*Problem details*
Reproduce the entries below in full, word for word.

## Begin Entries shown

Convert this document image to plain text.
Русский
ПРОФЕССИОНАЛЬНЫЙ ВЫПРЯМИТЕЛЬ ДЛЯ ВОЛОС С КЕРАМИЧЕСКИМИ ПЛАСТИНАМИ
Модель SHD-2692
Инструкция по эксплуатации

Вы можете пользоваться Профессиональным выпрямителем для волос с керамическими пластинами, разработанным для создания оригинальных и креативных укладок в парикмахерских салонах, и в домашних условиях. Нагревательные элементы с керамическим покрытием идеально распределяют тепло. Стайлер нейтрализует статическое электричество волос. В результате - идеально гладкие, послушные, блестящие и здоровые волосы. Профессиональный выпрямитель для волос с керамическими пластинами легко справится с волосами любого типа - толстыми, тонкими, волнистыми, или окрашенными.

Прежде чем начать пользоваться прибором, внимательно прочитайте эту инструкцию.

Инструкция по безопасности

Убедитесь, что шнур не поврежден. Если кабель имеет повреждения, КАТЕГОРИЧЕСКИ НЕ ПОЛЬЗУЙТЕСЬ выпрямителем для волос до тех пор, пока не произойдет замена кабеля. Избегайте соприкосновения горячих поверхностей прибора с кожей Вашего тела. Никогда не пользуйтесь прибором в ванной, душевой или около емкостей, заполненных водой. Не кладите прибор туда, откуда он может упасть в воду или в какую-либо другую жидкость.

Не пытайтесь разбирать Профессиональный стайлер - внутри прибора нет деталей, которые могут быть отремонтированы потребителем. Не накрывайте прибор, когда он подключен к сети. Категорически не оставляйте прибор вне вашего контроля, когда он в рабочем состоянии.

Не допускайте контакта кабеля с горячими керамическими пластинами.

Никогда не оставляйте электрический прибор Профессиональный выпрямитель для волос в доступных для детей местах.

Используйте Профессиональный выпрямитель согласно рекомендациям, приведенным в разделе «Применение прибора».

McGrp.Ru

## End Entries shown

*Response below*
Convert this document image to plain text.
Русский
ПРОФЕССИОНАЛЬНЫЙ ВЫПРЯМИТЕЛЬ ДЛЯ ВОЛОС С КЕРАМИЧЕСКИМИ ПЛАСТИНАМИ
Модель SHD-2692
Инструкция по эксплуатации

Вы можете пользоваться Профессиональным выпрямителем для волос с керамическими пластинами, разработанным для создания оригинальных и креативных укладок в парикмахерских салонах, и в домашних условиях. Нагревательные элементы с керамическим покрытием идеально распределяют тепло. Стайлер нейтрализует статическое электричество волос. В результате - идеально гладкие, послушные, блестящие и здоровые волосы. Профессиональный выпрямитель для волос с керамическими пластинами легко справится с волосами любого типа - толстыми, тонкими, волнистыми, или окрашенными.

Прежде чем начать пользоваться прибором, внимательно прочитайте эту инструкцию.

Инструкция по безопасности

Убедитесь, что шнур не поврежден. Если кабель имеет повреждения, КАТЕГОРИЧЕСКИ НЕ ПОЛЬЗУЙТЕСЬ выпрямителем для волос до тех пор, пока не произойдет замена кабеля. Избегайте соприкосновения горячих поверхностей прибора с кожей Вашего тела. Никогда не пользуйтесь прибором в ванной, душевой или около емкостей, заполненных водой. Не кладите прибор туда, откуда он может упасть в воду или в какую-либо другую жидкость.

Не пытайтесь разбирать Профессиональный стайлер - внутри прибора нет деталей, которые могут быть отремонтированы потребителем. Не накрывайте прибор, когда он подключен к сети. Категорически не оставляйте прибор вне вашего контроля, когда он в рабочем состоянии.

Не допускайте контакта кабеля с горячими керамическими пластинами.

Никогда не оставляйте электрический прибор Профессиональный выпрямитель для волос в доступных для детей местах.

Используйте Профессиональный выпрямитель согласно рекомендациям, приведенным в разделе «Применение прибора».

McGrp.Ru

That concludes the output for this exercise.